# Text shown
----------

TV & Movies

Inventing Anna Subject Rachel Williams Sues Netflix For How The Show Portrayed Her

This isn’t the first time she’s spoken out against Inventing Anna’s inventions.

In a lawsuit against Netflix, Rachel Williams said 'Inventing Anna' "made her out to be a horrible p...
Astrid Stawiarz/Getty Images Entertainment/Getty Images & Nicole Rivell/Netflix

Earlier this year, Shonda Rhimes took a break from the romantic vibes of Regency England to helm something much more 2010s: Inventing Anna. Based on the 2018 New York Magazine article, “How Anna Delvey Tricked New York’s Party People,” the Netflix series dramatized the story of the titular convicted con artist Delvey — and the people she scammed along the way. But for one of those people, Inventing Anna might have been a little too, well, inventive.

As Deadline reports, Rachel Williams (who was portrayed by Katie Lowes on the show) filed a defamation lawsuit against Netflix on Aug. 29. “The reason why we have had to file this lawsuit is because Netflix used Rachel’s real name and biographical details, and made her out to be a horrible person, which she is not,” attorney Alexander Rufus-Isaacs told the outlet. Bustle reached out to Netflix for comment, but did not hear back by the time of publication.

The lawsuit claims that “Netflix made a deliberate decision ... [to] portray her as a greedy, snobbish, disloyal, dishonest, cowardly, manipulative and opportunistic person.” As a result, it continues, Williams “has been subjected to a torrent of online abuse which have caused her personal humiliation, distress, and anguish, as well as damages to her earnings and/or potential earnings.”

Aaron Epstein/Netflix

This isn’t the first time Williams has criticized the Emmy-nominated Netflix series — whose trailer featured a disclaimer that “this story is completely true... except for the parts that are totally made up.” In February, Williams told Vanity Fair (her former employer) that Lowes’ “concern for accuracy ... seems limited to the spelling of my full name,” adding that “this sort of half-truth is more insidious than a total lie because it causes uninformed viewers to mistake fiction for fact based on mere fragments of reality.”

----------

# Information
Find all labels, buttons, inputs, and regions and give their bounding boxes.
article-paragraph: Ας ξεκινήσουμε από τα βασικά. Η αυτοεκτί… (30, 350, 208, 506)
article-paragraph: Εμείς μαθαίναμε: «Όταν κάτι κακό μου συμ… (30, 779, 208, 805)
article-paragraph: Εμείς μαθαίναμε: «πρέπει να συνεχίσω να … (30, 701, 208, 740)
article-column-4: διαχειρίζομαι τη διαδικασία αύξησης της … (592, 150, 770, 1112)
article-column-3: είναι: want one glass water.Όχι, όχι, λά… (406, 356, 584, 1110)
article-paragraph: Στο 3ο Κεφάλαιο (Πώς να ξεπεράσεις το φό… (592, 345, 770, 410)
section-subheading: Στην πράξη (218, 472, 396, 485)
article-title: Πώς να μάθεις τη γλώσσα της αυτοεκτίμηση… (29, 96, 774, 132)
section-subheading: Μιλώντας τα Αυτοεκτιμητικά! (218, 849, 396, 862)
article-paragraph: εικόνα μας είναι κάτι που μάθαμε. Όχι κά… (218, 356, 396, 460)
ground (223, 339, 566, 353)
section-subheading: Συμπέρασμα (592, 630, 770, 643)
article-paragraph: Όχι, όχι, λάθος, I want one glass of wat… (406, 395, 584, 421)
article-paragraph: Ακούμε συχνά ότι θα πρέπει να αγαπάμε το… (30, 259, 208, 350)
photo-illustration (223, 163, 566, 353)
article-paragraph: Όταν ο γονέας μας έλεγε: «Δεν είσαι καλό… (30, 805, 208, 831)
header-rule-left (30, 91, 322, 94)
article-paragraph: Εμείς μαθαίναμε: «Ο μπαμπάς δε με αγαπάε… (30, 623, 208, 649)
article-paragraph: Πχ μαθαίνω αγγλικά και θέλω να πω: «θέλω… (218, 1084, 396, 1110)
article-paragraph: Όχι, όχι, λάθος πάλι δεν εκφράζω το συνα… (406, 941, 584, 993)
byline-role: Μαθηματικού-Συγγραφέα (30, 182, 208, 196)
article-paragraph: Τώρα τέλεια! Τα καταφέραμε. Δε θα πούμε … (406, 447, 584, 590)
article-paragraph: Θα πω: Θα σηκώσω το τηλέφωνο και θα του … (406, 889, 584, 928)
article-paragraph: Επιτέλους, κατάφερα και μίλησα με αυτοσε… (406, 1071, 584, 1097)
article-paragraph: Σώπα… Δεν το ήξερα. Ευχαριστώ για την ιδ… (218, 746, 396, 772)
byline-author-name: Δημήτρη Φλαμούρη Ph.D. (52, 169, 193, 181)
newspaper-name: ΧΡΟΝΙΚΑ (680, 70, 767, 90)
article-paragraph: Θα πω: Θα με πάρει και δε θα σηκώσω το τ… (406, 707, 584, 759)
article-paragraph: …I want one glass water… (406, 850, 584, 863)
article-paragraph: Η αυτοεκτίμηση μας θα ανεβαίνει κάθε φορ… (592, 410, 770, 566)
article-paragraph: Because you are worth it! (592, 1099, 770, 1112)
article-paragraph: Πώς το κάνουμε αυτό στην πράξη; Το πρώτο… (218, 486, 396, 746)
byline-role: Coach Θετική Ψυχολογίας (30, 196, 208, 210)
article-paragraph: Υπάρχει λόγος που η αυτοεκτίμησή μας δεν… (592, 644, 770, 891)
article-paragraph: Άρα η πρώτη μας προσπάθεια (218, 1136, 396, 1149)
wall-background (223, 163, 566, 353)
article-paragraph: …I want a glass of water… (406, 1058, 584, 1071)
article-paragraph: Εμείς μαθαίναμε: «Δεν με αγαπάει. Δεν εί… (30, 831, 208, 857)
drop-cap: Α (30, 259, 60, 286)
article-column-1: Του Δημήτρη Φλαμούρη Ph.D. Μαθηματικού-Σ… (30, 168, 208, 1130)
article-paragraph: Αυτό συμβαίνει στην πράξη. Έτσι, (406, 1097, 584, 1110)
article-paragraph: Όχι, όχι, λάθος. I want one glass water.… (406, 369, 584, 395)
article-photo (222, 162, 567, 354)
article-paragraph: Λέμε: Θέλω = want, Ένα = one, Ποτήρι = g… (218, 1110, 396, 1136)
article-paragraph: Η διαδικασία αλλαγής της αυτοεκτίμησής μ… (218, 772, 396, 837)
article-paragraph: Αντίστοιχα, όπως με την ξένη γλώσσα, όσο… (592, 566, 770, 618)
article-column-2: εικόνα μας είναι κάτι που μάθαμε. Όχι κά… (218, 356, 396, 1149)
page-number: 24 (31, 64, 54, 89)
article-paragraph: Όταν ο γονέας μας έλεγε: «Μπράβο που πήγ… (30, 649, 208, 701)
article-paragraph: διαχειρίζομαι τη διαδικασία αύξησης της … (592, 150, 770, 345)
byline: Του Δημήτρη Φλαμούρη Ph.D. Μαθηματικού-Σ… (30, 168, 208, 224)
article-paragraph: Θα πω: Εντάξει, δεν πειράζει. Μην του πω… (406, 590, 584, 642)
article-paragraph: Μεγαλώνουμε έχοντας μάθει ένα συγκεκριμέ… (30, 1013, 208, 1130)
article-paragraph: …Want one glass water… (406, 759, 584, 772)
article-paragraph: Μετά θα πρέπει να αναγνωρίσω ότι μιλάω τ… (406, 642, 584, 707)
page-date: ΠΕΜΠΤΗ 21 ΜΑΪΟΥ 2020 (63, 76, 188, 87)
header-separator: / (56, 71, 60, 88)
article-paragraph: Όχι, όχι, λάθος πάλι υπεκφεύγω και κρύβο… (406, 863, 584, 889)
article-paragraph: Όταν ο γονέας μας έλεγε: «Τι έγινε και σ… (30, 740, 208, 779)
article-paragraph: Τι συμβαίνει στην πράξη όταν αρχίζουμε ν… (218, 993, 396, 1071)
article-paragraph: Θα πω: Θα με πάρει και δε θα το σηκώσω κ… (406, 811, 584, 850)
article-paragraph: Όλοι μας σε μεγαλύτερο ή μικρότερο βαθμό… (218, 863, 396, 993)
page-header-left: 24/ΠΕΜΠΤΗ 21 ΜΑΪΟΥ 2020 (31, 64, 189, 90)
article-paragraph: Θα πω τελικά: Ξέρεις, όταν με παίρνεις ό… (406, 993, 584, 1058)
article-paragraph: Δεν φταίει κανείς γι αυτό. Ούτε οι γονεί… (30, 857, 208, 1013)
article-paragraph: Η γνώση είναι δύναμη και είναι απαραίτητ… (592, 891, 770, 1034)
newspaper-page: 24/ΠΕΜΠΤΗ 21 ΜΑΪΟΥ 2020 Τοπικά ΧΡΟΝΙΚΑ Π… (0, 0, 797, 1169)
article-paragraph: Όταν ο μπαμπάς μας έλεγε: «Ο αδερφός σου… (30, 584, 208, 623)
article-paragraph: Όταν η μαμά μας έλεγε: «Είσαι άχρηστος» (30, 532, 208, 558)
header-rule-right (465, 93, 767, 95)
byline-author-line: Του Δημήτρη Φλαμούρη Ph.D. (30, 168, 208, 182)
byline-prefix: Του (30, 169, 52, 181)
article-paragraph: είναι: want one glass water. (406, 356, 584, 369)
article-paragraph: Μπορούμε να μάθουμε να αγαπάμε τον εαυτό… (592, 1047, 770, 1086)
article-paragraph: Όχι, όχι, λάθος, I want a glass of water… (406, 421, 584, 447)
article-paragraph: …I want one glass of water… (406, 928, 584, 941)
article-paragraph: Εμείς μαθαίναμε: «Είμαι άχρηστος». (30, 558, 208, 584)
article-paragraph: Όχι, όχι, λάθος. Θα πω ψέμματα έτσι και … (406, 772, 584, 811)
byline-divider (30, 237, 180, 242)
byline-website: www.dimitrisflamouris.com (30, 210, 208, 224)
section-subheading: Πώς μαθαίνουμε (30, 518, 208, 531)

----------

# Work to complete
Carry the article on Rachel Williams's defamation lawsuit against Netflix over Inventing Anna forward from its final sentence.

# Response below
Neff Davis, another member of Delvey’s IRL friend group, also addressed the show’s veracity in an interview with Bustle — though unlike Williams, Davis still considered Anna a friend and actually consulted on the project. “It was literally a dream come true,” she said. “They nurtured my love for film and didn’t treat me like just a character.”

When asked about on-screen Neff’s “unsympathetic” response to Rachel’s struggle with Anna (which included being saddled with more than $60,000 in credit card debt), Davis said she was “not sure why Shondaland” took that approach. “But I loved it,” she added. “White people get enough sympathy. Plus, Rachel got paid very well from her book and AMEX forgave her charges. What is there to sympathize with?”

According to Williams’ attorney, Rufus-Isaacs, the fact “that she had chosen to play for the other team, i.e., HBO,” could have impacted her characterization on the show, he claimed to Deadline. HBO and Lena Dunham had optioned Rachel’s book, My Friend Anna, for development — but as Vanity Fair points out, that would-be project is no longer in the works.